- EXTRACTED ENTRIES
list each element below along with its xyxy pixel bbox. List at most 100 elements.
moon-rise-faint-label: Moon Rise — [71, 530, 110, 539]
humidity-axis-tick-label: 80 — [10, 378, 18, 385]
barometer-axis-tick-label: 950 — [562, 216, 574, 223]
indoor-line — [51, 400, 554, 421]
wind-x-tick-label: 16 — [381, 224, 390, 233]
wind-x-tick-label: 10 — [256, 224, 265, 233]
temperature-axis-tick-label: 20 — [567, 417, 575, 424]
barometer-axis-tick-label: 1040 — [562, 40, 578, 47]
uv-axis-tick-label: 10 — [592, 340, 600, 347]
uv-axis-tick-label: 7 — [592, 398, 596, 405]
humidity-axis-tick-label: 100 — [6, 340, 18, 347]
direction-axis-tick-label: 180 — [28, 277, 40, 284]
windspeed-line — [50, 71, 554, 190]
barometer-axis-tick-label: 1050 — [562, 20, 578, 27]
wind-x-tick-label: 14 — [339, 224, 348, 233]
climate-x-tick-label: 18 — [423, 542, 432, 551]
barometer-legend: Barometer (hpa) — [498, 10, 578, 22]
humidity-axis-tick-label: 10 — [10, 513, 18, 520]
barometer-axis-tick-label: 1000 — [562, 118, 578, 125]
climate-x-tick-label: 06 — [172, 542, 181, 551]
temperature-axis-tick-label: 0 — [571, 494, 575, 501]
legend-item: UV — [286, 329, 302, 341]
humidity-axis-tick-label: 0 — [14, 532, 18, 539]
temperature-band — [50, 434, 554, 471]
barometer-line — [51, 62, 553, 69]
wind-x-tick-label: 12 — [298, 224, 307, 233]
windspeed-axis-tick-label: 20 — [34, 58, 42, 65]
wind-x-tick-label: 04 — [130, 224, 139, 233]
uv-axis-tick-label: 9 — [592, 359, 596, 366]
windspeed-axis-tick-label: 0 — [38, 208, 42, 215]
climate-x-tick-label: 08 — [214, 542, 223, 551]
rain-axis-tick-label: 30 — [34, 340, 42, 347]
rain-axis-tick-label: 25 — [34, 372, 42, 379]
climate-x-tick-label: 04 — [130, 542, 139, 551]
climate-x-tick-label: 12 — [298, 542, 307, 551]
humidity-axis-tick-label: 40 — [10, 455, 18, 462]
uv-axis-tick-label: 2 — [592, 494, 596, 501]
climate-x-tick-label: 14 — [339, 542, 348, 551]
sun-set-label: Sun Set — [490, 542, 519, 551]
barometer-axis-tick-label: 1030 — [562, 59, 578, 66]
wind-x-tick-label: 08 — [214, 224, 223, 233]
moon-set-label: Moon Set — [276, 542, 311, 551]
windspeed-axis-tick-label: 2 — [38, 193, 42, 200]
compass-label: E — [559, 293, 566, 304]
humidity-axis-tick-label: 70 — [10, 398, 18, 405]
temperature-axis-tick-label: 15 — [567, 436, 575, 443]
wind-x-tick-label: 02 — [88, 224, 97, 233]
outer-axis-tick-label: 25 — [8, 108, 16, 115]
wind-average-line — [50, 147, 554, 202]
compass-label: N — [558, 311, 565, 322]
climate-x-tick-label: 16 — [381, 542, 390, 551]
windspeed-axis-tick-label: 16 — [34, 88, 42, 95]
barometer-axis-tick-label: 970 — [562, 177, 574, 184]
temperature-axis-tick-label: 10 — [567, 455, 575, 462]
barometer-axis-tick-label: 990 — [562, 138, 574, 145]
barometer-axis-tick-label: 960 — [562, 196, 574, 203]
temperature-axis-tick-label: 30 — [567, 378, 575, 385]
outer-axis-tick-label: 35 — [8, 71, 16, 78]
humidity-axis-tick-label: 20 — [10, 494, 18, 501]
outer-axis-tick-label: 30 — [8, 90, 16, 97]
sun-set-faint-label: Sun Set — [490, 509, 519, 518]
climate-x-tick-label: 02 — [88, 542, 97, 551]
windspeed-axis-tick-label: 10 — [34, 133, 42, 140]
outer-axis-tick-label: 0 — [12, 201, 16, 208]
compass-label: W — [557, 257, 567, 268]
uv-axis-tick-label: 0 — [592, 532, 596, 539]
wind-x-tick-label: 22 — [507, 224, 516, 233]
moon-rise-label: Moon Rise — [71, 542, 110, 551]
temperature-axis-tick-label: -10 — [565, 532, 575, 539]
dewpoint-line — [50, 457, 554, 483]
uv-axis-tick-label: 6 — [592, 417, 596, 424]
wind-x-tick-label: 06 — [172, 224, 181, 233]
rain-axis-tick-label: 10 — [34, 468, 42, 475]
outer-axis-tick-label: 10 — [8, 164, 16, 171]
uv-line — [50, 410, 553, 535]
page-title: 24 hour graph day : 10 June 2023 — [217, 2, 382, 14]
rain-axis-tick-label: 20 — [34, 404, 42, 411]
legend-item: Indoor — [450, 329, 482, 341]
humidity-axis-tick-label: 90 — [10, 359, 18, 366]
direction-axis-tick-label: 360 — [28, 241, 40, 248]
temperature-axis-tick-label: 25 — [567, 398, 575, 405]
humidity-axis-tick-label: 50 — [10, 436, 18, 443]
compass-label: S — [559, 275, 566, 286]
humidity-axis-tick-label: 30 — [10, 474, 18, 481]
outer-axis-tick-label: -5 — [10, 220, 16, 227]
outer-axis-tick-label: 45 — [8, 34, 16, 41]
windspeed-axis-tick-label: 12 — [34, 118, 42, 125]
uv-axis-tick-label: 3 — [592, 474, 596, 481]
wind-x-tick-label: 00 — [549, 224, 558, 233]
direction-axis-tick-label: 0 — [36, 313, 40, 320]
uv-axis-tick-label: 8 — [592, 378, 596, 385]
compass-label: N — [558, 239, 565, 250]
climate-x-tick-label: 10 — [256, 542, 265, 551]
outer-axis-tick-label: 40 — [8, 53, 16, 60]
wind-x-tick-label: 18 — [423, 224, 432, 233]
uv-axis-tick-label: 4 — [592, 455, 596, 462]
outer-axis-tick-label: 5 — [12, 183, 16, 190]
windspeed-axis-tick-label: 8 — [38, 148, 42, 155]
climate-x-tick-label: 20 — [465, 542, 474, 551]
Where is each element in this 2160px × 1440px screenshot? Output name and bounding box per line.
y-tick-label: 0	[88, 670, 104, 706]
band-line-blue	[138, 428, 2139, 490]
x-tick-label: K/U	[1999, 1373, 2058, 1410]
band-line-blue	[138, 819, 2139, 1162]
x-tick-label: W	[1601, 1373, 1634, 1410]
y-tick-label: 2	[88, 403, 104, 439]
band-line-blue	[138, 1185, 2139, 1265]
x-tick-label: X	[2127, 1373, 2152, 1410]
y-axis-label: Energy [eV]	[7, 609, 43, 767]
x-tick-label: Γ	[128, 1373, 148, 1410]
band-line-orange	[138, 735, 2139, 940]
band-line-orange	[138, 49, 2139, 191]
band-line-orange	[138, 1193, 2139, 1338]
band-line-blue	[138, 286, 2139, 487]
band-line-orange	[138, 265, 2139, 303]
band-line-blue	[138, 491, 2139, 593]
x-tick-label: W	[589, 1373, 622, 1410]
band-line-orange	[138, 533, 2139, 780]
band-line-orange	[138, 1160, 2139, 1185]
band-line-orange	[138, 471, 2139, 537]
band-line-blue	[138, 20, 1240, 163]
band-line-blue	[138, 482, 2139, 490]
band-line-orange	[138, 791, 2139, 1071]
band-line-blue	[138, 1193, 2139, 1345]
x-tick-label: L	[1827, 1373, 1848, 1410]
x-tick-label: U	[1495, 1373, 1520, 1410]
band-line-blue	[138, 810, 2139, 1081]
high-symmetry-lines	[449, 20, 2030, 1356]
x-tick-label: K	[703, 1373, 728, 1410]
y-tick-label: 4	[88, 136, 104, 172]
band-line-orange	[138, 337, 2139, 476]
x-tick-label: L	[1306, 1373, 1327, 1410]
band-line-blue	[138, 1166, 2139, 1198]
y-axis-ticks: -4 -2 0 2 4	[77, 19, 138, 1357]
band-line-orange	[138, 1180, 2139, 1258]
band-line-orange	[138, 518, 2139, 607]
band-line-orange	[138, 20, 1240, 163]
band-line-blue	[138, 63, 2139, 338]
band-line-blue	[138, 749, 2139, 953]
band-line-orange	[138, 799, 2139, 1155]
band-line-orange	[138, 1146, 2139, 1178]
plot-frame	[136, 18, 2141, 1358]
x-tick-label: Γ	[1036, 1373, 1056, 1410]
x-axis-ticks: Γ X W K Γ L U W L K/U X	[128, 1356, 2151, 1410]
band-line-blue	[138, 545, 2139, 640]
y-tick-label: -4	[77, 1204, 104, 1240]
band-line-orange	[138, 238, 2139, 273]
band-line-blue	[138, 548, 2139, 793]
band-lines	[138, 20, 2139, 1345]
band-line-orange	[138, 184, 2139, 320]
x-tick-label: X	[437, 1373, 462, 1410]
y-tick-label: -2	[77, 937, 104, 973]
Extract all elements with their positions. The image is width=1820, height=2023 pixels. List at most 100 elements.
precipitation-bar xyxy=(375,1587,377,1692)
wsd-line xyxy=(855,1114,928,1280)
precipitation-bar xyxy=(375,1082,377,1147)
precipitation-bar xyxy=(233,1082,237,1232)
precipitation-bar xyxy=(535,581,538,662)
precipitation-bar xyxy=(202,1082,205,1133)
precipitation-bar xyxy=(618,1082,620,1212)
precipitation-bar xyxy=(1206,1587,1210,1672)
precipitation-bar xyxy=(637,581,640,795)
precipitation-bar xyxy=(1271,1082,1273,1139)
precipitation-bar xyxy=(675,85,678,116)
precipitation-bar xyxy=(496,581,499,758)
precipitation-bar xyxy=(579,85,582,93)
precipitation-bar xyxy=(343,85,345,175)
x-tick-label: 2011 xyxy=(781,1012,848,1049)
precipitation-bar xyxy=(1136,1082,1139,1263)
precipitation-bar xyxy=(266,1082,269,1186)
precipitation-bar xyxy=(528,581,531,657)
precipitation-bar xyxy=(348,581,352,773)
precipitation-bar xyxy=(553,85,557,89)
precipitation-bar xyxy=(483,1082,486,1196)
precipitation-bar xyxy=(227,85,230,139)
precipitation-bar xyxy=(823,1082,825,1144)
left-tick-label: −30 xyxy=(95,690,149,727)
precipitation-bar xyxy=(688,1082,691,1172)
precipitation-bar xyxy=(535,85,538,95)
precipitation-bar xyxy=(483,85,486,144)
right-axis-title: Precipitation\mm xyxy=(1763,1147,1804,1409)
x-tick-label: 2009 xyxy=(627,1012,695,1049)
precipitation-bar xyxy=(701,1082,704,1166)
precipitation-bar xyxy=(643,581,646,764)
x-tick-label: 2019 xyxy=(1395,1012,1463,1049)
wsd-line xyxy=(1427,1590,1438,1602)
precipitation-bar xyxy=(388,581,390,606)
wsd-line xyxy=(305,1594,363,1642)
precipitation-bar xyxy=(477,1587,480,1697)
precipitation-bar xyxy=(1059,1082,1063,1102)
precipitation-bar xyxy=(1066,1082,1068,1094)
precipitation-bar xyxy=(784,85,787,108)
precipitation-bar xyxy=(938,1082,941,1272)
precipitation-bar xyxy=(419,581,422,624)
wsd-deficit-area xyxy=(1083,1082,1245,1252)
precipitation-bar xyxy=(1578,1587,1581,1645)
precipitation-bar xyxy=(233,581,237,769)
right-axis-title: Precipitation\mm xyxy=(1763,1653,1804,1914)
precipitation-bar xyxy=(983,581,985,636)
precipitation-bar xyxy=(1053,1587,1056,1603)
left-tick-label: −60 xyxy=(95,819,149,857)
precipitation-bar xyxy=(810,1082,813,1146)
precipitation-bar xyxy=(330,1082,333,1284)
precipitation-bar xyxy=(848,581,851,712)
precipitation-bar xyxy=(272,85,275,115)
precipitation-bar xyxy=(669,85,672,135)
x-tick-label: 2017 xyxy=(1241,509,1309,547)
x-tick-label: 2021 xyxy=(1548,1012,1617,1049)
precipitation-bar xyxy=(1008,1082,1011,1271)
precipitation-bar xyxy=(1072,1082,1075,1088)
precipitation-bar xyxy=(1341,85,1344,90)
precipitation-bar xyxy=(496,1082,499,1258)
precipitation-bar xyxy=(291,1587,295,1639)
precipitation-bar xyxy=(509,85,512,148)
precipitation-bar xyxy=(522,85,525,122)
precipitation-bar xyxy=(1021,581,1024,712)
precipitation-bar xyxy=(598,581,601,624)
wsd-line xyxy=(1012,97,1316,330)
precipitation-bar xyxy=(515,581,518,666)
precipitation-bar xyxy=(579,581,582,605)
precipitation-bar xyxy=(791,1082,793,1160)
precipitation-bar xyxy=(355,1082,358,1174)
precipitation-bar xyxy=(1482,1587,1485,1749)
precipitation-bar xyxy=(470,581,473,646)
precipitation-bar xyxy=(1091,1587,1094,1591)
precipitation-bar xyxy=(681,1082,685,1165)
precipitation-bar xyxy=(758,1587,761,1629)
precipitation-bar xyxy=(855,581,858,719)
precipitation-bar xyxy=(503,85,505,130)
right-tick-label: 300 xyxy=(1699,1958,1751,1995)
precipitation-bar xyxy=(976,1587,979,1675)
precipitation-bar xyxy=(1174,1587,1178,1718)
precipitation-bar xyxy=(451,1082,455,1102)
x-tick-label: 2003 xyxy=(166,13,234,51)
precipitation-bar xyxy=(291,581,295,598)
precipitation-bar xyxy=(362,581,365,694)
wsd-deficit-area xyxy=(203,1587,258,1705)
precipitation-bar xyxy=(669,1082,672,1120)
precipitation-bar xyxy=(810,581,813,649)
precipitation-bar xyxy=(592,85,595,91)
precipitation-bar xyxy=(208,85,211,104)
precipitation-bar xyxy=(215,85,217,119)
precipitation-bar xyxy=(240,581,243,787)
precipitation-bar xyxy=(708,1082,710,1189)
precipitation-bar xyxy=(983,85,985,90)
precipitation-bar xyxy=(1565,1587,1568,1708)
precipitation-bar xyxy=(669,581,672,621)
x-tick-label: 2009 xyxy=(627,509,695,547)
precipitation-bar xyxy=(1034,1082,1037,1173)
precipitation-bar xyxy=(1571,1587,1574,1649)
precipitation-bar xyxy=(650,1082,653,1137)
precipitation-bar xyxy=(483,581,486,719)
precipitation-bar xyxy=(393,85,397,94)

- EXERCISE AIM
Reproduce verbatim the stretch of lines from the start of the records through the line that contains "indoor-line — [51, 400, 554, 421]", including both ends.

- RESPONSE TO THE TASK
list each element below along with its xyxy pixel bbox. List at most 100 elements.
moon-rise-faint-label: Moon Rise — [71, 530, 110, 539]
humidity-axis-tick-label: 80 — [10, 378, 18, 385]
barometer-axis-tick-label: 950 — [562, 216, 574, 223]
indoor-line — [51, 400, 554, 421]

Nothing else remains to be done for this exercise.